● **Record excerpts**:
= = = = = = =
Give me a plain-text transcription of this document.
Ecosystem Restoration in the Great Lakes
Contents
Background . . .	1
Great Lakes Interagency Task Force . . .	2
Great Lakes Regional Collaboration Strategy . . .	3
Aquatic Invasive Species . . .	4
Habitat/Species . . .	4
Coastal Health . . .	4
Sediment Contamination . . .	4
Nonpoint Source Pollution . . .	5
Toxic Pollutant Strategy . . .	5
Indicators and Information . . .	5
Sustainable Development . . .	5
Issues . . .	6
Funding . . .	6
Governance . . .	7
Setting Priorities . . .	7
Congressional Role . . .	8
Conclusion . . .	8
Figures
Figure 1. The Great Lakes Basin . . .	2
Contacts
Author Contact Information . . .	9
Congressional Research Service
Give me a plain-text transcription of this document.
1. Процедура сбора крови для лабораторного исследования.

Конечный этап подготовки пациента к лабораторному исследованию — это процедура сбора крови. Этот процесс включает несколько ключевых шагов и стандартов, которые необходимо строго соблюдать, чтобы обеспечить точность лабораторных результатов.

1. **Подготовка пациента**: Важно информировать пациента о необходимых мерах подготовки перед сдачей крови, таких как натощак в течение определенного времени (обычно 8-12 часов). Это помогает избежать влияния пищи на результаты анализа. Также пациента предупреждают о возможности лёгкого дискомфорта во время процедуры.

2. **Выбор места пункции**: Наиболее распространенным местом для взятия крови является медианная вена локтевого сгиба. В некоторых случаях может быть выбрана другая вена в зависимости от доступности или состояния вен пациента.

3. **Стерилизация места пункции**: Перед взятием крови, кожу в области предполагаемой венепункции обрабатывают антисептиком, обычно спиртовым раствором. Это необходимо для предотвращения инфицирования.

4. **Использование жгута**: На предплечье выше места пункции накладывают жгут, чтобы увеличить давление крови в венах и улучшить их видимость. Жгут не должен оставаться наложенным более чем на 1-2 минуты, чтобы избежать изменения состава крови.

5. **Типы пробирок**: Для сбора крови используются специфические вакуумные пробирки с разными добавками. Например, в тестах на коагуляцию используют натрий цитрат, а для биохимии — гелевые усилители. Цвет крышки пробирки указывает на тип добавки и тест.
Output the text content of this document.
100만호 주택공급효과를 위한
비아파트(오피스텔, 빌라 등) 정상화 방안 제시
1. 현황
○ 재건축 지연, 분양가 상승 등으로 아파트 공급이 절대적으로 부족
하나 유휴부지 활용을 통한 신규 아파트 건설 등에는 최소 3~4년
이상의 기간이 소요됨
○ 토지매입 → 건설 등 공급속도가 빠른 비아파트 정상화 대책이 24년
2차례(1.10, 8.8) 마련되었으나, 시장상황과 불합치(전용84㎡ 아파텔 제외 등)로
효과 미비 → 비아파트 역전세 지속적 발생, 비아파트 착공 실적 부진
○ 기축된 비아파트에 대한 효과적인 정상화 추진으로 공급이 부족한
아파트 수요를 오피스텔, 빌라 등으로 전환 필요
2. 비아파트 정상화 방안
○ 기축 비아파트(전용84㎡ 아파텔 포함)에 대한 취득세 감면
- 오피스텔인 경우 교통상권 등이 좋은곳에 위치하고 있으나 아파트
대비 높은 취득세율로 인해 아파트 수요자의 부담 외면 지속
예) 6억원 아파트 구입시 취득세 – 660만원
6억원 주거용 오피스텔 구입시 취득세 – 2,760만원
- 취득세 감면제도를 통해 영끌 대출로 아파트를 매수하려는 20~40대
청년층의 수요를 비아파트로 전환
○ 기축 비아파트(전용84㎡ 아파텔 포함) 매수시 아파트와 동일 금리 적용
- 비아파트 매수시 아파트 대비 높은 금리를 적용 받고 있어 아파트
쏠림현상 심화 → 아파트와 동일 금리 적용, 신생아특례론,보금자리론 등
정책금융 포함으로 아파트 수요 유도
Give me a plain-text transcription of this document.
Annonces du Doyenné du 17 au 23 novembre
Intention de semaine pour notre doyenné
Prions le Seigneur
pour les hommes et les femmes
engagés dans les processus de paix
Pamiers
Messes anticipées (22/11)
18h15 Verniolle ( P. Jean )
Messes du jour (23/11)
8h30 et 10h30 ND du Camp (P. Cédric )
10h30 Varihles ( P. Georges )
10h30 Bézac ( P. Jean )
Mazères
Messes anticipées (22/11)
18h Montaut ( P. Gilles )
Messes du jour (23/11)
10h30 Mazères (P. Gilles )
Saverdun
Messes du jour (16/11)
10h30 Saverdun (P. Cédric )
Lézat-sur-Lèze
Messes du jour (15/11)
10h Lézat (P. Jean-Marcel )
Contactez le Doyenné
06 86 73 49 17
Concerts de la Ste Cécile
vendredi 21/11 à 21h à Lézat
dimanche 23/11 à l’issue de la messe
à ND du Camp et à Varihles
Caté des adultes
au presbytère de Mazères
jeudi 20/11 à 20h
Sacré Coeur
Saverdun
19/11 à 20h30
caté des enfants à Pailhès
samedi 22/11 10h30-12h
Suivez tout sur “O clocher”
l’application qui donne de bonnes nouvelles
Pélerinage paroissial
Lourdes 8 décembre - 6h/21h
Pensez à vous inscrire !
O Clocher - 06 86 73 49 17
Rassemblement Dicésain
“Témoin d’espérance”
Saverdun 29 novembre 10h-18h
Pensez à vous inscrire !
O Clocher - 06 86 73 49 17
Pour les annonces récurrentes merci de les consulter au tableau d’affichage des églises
= = = = = = =
● **Task goal**:
Which lines contain "Cédric"? Copy each of them out.

● **Task response**:
8h30 et 10h30 ND du Camp (P. Cédric )
10h30 Saverdun (P. Cédric )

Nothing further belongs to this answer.